# Input records
-- BEGIN --

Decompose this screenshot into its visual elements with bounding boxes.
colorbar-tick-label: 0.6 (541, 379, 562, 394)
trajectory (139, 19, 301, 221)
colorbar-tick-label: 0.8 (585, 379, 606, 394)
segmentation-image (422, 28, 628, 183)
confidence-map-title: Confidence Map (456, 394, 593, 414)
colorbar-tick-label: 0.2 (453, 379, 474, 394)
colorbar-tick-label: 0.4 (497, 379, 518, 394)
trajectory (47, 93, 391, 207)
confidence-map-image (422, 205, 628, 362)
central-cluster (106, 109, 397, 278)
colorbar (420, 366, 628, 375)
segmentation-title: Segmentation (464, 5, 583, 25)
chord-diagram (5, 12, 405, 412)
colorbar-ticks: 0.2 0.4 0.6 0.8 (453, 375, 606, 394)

-- END --

# Aim of the task
Reproduce every line of the records above verbatim, keeping the original order.

# Exercise output
Decompose this screenshot into its visual elements with bounding boxes.
colorbar-tick-label: 0.6 (541, 379, 562, 394)
trajectory (139, 19, 301, 221)
colorbar-tick-label: 0.8 (585, 379, 606, 394)
segmentation-image (422, 28, 628, 183)
confidence-map-title: Confidence Map (456, 394, 593, 414)
colorbar-tick-label: 0.2 (453, 379, 474, 394)
colorbar-tick-label: 0.4 (497, 379, 518, 394)
trajectory (47, 93, 391, 207)
confidence-map-image (422, 205, 628, 362)
central-cluster (106, 109, 397, 278)
colorbar (420, 366, 628, 375)
segmentation-title: Segmentation (464, 5, 583, 25)
chord-diagram (5, 12, 405, 412)
colorbar-ticks: 0.2 0.4 0.6 0.8 (453, 375, 606, 394)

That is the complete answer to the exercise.